BEGIN Data for this exercise

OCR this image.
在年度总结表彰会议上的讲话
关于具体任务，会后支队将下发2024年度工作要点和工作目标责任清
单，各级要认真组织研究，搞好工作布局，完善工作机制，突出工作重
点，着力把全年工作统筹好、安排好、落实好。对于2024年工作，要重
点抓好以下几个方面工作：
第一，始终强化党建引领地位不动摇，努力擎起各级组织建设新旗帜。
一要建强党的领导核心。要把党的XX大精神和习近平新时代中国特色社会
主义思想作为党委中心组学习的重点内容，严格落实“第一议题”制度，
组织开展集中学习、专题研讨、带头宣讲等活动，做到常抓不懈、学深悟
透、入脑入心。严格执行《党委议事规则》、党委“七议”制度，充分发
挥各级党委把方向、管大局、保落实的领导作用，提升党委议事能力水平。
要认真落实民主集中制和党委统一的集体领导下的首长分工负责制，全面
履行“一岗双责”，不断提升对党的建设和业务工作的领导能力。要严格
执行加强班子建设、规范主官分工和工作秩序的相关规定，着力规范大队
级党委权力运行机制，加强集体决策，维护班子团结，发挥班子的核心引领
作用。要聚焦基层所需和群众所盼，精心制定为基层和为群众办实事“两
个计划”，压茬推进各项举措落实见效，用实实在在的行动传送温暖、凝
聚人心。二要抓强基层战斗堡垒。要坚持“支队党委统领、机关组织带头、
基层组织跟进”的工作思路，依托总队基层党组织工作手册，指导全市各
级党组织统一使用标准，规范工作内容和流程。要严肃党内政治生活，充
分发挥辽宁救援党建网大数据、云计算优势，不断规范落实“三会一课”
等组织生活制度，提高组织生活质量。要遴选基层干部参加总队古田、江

END Data for this exercise

__The request__. Every entry needs to be retyped exactly.

__Reply to the task__.
OCR this image.
在年度总结表彰会议上的讲话
关于具体任务，会后支队将下发2024年度工作要点和工作目标责任清
单，各级要认真组织研究，搞好工作布局，完善工作机制，突出工作重
点，着力把全年工作统筹好、安排好、落实好。对于2024年工作，要重
点抓好以下几个方面工作：
第一，始终强化党建引领地位不动摇，努力擎起各级组织建设新旗帜。
一要建强党的领导核心。要把党的XX大精神和习近平新时代中国特色社会
主义思想作为党委中心组学习的重点内容，严格落实“第一议题”制度，
组织开展集中学习、专题研讨、带头宣讲等活动，做到常抓不懈、学深悟
透、入脑入心。严格执行《党委议事规则》、党委“七议”制度，充分发
挥各级党委把方向、管大局、保落实的领导作用，提升党委议事能力水平。
要认真落实民主集中制和党委统一的集体领导下的首长分工负责制，全面
履行“一岗双责”，不断提升对党的建设和业务工作的领导能力。要严格
执行加强班子建设、规范主官分工和工作秩序的相关规定，着力规范大队
级党委权力运行机制，加强集体决策，维护班子团结，发挥班子的核心引领
作用。要聚焦基层所需和群众所盼，精心制定为基层和为群众办实事“两
个计划”，压茬推进各项举措落实见效，用实实在在的行动传送温暖、凝
聚人心。二要抓强基层战斗堡垒。要坚持“支队党委统领、机关组织带头、
基层组织跟进”的工作思路，依托总队基层党组织工作手册，指导全市各
级党组织统一使用标准，规范工作内容和流程。要严肃党内政治生活，充
分发挥辽宁救援党建网大数据、云计算优势，不断规范落实“三会一课”
等组织生活制度，提高组织生活质量。要遴选基层干部参加总队古田、江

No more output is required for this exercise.